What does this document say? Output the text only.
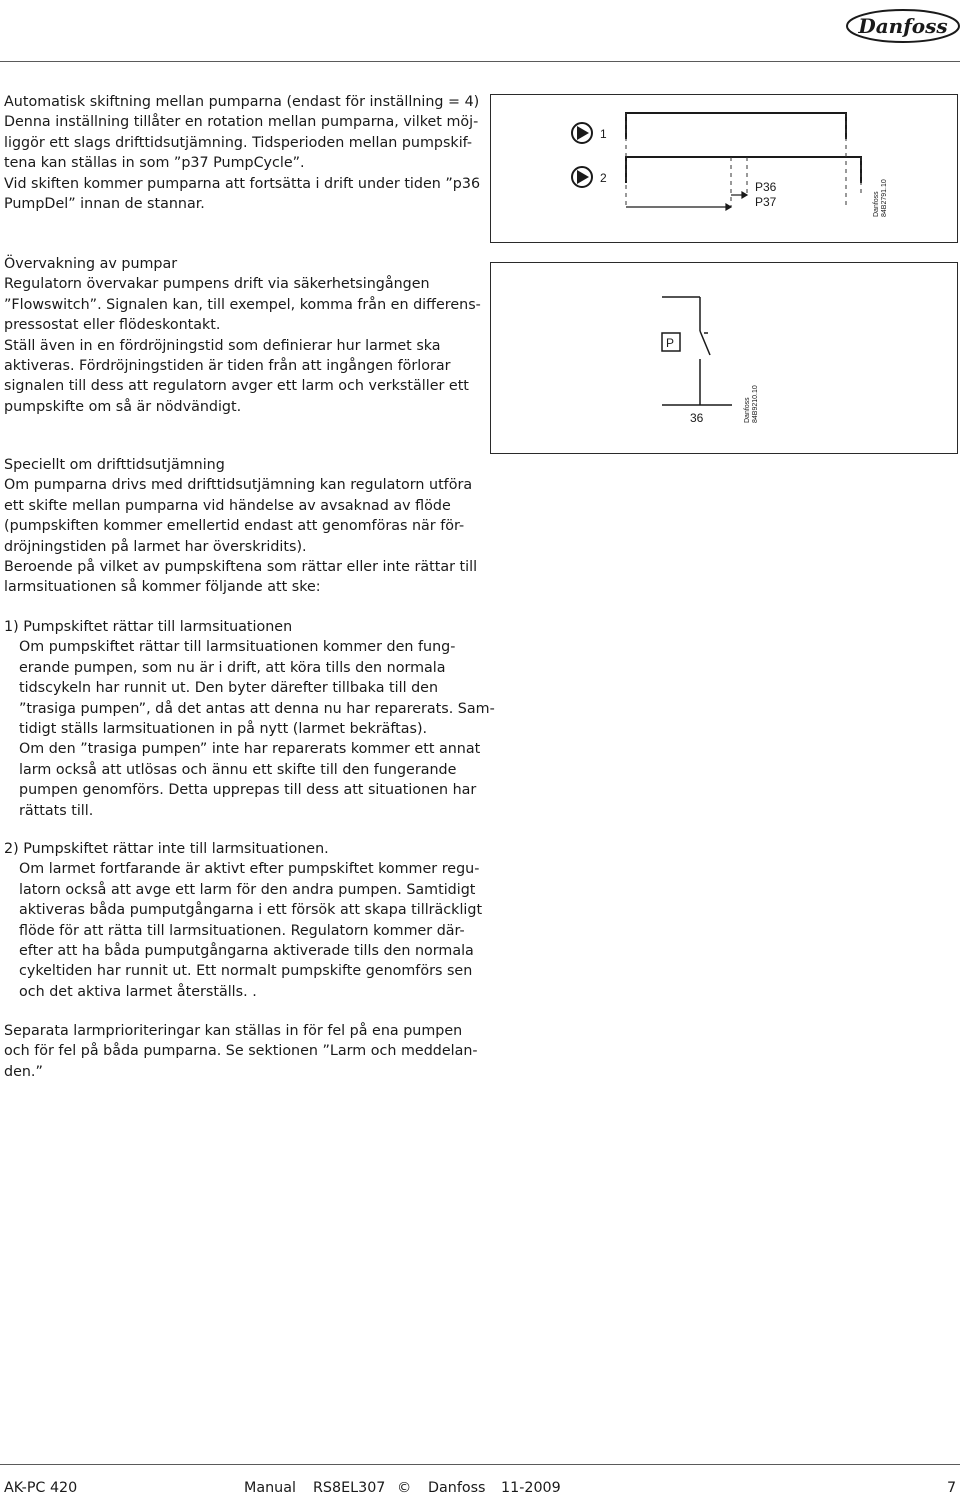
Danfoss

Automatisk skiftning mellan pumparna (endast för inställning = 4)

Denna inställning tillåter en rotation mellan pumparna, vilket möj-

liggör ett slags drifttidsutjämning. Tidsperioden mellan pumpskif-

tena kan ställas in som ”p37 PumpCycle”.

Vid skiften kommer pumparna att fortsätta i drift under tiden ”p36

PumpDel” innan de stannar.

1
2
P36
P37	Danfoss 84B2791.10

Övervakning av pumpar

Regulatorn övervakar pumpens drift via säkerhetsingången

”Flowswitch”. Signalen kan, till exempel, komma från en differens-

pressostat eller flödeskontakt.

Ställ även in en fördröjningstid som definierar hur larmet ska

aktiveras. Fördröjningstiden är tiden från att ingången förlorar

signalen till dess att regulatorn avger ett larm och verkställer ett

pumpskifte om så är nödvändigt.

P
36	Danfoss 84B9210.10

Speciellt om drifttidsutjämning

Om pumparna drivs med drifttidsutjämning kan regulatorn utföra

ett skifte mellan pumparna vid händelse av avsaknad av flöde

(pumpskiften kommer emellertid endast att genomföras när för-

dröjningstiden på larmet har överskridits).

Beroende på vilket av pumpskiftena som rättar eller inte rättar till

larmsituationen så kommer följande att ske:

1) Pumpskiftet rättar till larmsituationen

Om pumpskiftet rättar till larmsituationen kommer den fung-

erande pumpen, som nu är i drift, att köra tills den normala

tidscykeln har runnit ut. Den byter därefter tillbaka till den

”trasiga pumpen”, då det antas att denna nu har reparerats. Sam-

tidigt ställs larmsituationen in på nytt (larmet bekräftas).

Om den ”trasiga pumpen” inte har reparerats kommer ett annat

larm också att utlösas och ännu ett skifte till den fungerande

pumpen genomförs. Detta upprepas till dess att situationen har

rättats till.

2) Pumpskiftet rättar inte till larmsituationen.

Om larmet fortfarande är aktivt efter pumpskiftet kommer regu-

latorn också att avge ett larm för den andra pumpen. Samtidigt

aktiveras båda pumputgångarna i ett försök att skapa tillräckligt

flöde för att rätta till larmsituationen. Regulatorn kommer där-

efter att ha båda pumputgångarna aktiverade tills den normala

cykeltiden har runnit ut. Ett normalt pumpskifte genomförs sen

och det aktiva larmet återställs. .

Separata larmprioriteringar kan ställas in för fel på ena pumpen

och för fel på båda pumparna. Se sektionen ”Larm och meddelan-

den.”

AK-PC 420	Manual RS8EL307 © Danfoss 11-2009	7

---

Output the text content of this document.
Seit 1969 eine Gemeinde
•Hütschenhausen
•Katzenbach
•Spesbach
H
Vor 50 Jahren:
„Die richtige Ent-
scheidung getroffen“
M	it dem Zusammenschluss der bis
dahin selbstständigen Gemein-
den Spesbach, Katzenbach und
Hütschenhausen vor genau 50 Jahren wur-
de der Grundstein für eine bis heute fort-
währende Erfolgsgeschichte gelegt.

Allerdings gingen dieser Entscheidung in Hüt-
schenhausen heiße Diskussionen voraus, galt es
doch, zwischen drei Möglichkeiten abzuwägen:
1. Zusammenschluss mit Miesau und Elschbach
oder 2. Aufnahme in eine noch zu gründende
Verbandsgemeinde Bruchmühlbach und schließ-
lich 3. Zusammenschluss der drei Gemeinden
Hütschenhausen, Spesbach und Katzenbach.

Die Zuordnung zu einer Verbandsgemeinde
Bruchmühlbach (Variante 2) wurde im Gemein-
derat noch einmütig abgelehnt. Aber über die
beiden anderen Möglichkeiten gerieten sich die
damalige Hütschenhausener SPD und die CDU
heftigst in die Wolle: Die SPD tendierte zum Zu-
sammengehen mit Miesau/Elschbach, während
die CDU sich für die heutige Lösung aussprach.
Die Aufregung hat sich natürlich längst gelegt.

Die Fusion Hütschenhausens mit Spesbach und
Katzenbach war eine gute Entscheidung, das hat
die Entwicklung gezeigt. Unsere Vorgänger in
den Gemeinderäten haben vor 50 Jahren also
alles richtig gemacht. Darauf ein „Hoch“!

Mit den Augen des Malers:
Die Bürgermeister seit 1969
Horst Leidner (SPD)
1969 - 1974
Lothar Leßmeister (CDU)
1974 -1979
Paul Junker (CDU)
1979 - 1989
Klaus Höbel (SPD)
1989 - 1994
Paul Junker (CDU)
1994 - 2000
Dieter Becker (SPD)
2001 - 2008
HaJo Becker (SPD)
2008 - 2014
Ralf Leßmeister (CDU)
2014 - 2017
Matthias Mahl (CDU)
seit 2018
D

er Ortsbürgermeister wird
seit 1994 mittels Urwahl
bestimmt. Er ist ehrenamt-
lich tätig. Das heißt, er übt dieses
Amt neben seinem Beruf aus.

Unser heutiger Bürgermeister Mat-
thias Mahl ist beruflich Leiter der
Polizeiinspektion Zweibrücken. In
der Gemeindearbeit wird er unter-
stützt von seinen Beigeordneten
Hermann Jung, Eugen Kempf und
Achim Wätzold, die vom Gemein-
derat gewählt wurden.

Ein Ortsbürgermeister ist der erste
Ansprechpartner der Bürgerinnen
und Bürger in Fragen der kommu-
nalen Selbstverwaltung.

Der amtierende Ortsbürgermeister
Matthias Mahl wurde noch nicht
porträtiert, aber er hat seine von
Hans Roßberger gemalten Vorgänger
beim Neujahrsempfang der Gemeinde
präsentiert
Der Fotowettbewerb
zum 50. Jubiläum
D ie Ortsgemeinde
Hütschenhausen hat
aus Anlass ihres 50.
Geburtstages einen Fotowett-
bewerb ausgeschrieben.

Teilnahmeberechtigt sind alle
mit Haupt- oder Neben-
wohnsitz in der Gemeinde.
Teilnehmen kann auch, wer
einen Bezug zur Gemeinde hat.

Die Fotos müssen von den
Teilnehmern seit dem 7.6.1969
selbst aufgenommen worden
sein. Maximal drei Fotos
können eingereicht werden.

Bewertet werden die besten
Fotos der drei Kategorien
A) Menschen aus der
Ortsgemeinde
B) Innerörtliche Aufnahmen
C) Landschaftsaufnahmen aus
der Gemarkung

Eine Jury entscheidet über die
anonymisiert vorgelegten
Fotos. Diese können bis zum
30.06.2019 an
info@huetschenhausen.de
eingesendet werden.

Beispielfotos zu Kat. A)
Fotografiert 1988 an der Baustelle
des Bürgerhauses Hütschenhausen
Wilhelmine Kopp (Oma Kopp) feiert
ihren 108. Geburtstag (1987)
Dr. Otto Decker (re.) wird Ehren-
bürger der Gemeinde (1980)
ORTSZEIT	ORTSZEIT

* _PROBLEM TO SOLVE_:
Pull out every line in the data above that has the word "werden".

* _WRITTEN RESPONSE_:
können eingereicht werden.
Bewertet werden die besten
eingesendet werden.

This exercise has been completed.